Énoncé du problème:
Veuillez reproduire à l'identique, dans le passage sur l'outrage au tribunal, la partie qui commence par les mots « [10]           Par conséquent, pour » et se termine par « être strictement satisfaites. ».

Passage proposé:
On a du mal à trouver une affaire portant sur le droit de l’outrage où la Cour n’a pas pris grand soin de mettre l’accent sur le principe fondamental selon lequel il s’agit d’une question qui doit être examinée et tranchée selon le droit très strict (strictissimi juris). Bien entendu, c’est que l’outrage au tribunal est une infraction à caractère pénal punissable par voie d’incarcération et de séquestration. Mais c’est aussi, je pense, que les tribunaux ont toujours senti le besoin de réaffirmer constamment, et de soutenir dans la mesure du possible, leur complète objectivité dans des situations où ils cumulent les fonctions de législateur, de juge et de punisseur. Quoi qu’il en soit, si je comprends bien les jugements, des règles strictes et sévères ont été élaborées sur la base de ce principe […].

 

 

[10]           Par conséquent, pour qu’une personne soit déclarée coupable d’outrage au tribunal, toutes les exigences doivent être strictement satisfaites.

Informations fournies:
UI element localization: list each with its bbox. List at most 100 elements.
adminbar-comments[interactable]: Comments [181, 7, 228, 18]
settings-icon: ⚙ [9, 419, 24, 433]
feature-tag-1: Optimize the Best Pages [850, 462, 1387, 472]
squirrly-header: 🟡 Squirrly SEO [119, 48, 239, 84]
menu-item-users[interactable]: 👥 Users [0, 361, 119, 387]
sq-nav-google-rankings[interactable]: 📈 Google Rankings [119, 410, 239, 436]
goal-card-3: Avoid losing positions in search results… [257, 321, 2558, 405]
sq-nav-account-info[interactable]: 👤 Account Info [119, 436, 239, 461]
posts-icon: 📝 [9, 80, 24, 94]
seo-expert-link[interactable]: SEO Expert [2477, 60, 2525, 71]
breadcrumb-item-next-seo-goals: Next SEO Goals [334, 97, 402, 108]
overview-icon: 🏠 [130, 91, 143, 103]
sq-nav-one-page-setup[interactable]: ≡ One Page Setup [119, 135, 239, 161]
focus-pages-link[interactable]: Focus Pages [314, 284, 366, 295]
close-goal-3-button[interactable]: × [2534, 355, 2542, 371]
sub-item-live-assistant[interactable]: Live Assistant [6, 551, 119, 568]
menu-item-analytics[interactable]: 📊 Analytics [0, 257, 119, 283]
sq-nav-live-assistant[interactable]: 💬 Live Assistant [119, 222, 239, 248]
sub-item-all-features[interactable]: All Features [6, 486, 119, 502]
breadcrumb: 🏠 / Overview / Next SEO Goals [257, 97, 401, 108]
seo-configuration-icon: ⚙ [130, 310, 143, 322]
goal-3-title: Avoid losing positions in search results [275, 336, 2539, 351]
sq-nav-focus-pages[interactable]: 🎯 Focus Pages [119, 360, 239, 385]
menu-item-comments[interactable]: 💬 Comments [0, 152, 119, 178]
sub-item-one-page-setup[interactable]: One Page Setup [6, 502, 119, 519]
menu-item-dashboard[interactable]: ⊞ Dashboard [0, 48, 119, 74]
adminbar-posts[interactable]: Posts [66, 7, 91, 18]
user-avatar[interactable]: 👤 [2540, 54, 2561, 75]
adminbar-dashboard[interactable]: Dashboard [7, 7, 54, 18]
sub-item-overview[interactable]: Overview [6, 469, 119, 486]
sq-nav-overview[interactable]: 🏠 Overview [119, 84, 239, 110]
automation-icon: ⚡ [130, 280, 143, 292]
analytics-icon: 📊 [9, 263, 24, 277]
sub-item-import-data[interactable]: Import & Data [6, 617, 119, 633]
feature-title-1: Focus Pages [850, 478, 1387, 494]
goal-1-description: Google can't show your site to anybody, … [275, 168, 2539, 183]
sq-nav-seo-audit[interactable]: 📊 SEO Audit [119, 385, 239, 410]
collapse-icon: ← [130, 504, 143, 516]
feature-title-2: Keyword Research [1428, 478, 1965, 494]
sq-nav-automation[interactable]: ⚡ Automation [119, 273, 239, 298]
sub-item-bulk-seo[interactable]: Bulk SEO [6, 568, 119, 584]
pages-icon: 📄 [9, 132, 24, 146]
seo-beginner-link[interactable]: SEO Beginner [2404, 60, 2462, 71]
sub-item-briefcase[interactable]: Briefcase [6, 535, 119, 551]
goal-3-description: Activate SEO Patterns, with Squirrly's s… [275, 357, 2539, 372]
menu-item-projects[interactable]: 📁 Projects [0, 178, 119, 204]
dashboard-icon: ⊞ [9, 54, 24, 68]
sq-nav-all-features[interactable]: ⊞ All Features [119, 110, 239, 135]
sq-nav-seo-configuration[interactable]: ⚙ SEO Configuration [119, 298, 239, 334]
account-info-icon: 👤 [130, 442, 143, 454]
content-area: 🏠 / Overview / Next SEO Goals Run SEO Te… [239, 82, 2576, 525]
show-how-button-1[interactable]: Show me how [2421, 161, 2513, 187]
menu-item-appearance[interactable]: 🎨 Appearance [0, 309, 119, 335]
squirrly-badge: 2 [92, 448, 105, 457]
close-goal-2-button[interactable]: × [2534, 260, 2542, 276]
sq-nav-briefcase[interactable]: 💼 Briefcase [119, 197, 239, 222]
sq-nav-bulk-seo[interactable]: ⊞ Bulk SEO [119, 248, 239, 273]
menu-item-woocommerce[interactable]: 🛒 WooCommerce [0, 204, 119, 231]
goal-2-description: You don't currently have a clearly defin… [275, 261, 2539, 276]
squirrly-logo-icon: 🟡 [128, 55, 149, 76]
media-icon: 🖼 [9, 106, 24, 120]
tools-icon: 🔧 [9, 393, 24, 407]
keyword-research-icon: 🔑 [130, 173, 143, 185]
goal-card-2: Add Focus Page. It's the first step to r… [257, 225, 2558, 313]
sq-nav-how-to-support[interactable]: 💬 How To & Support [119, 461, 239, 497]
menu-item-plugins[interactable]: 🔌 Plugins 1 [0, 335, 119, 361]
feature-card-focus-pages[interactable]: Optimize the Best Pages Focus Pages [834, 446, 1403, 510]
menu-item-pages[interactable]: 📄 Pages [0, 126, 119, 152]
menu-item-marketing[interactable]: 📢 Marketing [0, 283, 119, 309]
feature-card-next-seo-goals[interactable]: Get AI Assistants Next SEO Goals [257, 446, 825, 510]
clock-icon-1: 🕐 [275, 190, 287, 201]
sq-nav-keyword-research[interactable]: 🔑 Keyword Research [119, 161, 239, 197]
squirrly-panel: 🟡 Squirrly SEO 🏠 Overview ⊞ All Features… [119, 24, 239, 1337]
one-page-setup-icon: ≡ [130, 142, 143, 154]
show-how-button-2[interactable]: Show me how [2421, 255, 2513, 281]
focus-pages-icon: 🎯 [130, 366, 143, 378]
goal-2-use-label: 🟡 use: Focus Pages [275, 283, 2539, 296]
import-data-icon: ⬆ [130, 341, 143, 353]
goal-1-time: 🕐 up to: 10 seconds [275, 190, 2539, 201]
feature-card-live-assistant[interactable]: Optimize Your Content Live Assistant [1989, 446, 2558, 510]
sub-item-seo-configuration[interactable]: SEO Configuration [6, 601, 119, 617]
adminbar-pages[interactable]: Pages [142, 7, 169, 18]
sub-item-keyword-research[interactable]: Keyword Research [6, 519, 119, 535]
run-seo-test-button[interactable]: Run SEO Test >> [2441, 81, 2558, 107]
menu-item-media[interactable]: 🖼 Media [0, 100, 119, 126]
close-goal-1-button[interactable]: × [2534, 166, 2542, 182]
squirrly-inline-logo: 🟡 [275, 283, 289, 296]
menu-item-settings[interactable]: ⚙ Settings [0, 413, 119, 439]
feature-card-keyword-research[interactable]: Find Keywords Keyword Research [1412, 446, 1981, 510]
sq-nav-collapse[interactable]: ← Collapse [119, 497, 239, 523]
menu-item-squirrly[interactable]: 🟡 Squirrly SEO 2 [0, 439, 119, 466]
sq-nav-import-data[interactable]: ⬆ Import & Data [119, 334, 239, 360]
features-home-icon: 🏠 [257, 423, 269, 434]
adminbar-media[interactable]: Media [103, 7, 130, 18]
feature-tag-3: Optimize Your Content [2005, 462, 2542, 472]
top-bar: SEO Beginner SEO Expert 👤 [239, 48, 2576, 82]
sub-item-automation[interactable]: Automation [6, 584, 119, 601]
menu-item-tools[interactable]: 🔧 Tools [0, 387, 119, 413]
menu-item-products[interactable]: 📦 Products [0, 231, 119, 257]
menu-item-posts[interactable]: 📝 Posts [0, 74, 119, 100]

Résultat final:
[10]           Par conséquent, pour qu’une personne soit déclarée coupable d’outrage au tribunal, toutes les exigences doivent être strictement satisfaites.